• [SHORT PROBLEM]:
The records below must be duplicated exactly, character for character.

Dataset records
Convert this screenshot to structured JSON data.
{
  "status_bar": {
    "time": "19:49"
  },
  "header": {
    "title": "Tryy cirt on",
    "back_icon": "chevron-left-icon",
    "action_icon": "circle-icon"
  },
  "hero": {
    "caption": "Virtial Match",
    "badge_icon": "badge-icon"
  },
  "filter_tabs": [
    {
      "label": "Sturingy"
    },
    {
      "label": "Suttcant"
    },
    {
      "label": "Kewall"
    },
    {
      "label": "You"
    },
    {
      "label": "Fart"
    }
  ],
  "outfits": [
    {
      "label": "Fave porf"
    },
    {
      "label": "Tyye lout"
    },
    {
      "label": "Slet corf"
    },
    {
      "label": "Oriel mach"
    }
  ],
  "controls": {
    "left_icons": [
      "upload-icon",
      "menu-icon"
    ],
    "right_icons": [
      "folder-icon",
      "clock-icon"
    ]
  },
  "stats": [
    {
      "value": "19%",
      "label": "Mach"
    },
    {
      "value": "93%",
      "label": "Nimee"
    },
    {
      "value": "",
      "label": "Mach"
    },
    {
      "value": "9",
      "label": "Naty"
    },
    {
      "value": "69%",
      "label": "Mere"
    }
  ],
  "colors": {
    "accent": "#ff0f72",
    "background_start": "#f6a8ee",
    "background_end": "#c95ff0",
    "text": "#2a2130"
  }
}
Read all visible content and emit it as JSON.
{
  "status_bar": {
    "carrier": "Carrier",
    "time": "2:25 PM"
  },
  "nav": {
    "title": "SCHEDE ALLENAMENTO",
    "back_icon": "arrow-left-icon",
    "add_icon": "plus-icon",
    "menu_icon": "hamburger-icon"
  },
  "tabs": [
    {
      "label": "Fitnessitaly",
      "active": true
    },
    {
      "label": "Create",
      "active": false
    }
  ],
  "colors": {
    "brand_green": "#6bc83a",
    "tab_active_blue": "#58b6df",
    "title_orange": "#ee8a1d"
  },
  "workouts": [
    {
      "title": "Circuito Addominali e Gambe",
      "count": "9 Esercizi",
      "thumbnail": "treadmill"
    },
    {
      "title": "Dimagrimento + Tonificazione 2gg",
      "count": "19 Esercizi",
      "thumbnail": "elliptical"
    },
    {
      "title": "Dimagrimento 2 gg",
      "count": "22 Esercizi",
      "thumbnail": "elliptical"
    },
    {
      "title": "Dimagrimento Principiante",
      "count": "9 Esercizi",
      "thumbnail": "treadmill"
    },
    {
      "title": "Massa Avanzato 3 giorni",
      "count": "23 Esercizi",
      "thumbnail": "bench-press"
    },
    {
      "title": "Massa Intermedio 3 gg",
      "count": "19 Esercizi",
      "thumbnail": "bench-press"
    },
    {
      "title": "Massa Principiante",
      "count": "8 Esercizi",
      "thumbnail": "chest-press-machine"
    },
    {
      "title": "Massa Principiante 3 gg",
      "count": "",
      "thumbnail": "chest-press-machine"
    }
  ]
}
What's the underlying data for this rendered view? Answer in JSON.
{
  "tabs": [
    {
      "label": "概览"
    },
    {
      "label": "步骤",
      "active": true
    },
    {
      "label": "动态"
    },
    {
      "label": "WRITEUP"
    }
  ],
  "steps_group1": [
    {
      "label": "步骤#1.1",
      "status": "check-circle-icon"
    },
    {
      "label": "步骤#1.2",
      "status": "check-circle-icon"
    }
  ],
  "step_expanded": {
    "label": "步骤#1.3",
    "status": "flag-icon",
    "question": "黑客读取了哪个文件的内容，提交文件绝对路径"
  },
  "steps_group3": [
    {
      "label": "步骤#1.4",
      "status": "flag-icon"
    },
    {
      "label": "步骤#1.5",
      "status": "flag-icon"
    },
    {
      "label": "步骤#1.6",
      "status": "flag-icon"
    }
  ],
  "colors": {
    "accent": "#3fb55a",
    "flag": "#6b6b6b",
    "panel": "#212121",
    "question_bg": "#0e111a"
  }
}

• [RESULT BELOW]:
Convert this screenshot to structured JSON data.
{
  "status_bar": {
    "time": "19:49"
  },
  "header": {
    "title": "Tryy cirt on",
    "back_icon": "chevron-left-icon",
    "action_icon": "circle-icon"
  },
  "hero": {
    "caption": "Virtial Match",
    "badge_icon": "badge-icon"
  },
  "filter_tabs": [
    {
      "label": "Sturingy"
    },
    {
      "label": "Suttcant"
    },
    {
      "label": "Kewall"
    },
    {
      "label": "You"
    },
    {
      "label": "Fart"
    }
  ],
  "outfits": [
    {
      "label": "Fave porf"
    },
    {
      "label": "Tyye lout"
    },
    {
      "label": "Slet corf"
    },
    {
      "label": "Oriel mach"
    }
  ],
  "controls": {
    "left_icons": [
      "upload-icon",
      "menu-icon"
    ],
    "right_icons": [
      "folder-icon",
      "clock-icon"
    ]
  },
  "stats": [
    {
      "value": "19%",
      "label": "Mach"
    },
    {
      "value": "93%",
      "label": "Nimee"
    },
    {
      "value": "",
      "label": "Mach"
    },
    {
      "value": "9",
      "label": "Naty"
    },
    {
      "value": "69%",
      "label": "Mere"
    }
  ],
  "colors": {
    "accent": "#ff0f72",
    "background_start": "#f6a8ee",
    "background_end": "#c95ff0",
    "text": "#2a2130"
  }
}
Read all visible content and emit it as JSON.
{
  "status_bar": {
    "carrier": "Carrier",
    "time": "2:25 PM"
  },
  "nav": {
    "title": "SCHEDE ALLENAMENTO",
    "back_icon": "arrow-left-icon",
    "add_icon": "plus-icon",
    "menu_icon": "hamburger-icon"
  },
  "tabs": [
    {
      "label": "Fitnessitaly",
      "active": true
    },
    {
      "label": "Create",
      "active": false
    }
  ],
  "colors": {
    "brand_green": "#6bc83a",
    "tab_active_blue": "#58b6df",
    "title_orange": "#ee8a1d"
  },
  "workouts": [
    {
      "title": "Circuito Addominali e Gambe",
      "count": "9 Esercizi",
      "thumbnail": "treadmill"
    },
    {
      "title": "Dimagrimento + Tonificazione 2gg",
      "count": "19 Esercizi",
      "thumbnail": "elliptical"
    },
    {
      "title": "Dimagrimento 2 gg",
      "count": "22 Esercizi",
      "thumbnail": "elliptical"
    },
    {
      "title": "Dimagrimento Principiante",
      "count": "9 Esercizi",
      "thumbnail": "treadmill"
    },
    {
      "title": "Massa Avanzato 3 giorni",
      "count": "23 Esercizi",
      "thumbnail": "bench-press"
    },
    {
      "title": "Massa Intermedio 3 gg",
      "count": "19 Esercizi",
      "thumbnail": "bench-press"
    },
    {
      "title": "Massa Principiante",
      "count": "8 Esercizi",
      "thumbnail": "chest-press-machine"
    },
    {
      "title": "Massa Principiante 3 gg",
      "count": "",
      "thumbnail": "chest-press-machine"
    }
  ]
}
What's the underlying data for this rendered view? Answer in JSON.
{
  "tabs": [
    {
      "label": "概览"
    },
    {
      "label": "步骤",
      "active": true
    },
    {
      "label": "动态"
    },
    {
      "label": "WRITEUP"
    }
  ],
  "steps_group1": [
    {
      "label": "步骤#1.1",
      "status": "check-circle-icon"
    },
    {
      "label": "步骤#1.2",
      "status": "check-circle-icon"
    }
  ],
  "step_expanded": {
    "label": "步骤#1.3",
    "status": "flag-icon",
    "question": "黑客读取了哪个文件的内容，提交文件绝对路径"
  },
  "steps_group3": [
    {
      "label": "步骤#1.4",
      "status": "flag-icon"
    },
    {
      "label": "步骤#1.5",
      "status": "flag-icon"
    },
    {
      "label": "步骤#1.6",
      "status": "flag-icon"
    }
  ],
  "colors": {
    "accent": "#3fb55a",
    "flag": "#6b6b6b",
    "panel": "#212121",
    "question_bg": "#0e111a"
  }
}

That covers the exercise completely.